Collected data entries
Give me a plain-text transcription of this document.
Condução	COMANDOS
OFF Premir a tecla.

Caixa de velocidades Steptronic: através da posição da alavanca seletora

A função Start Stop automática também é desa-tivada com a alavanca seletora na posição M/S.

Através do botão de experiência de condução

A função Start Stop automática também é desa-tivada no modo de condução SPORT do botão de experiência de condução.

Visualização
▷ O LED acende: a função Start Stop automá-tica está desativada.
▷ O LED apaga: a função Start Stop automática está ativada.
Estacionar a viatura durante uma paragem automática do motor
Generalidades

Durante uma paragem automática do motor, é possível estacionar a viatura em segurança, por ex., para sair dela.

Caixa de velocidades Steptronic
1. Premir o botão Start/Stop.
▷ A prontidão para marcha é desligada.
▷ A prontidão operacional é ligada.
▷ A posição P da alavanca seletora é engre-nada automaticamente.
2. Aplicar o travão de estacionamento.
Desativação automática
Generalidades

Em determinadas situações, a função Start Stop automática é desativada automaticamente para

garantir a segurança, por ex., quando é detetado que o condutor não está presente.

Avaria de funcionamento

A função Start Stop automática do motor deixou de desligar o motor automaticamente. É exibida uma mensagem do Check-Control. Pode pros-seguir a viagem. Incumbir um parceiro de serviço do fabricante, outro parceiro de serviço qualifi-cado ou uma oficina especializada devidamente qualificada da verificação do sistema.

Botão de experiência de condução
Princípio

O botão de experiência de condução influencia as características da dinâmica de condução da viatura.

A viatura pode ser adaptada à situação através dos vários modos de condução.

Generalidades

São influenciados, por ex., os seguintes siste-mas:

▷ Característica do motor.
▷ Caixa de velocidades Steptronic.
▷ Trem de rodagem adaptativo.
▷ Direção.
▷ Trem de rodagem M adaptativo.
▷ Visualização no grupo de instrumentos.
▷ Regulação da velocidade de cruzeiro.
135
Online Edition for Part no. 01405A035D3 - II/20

● BRIEF:
Copy all lines of the listing above that contain the string "desativada".

● FINAL RESULT:
▷ O LED acende: a função Start Stop automá-tica está desativada.
Em determinadas situações, a função Start Stop automática é desativada automaticamente para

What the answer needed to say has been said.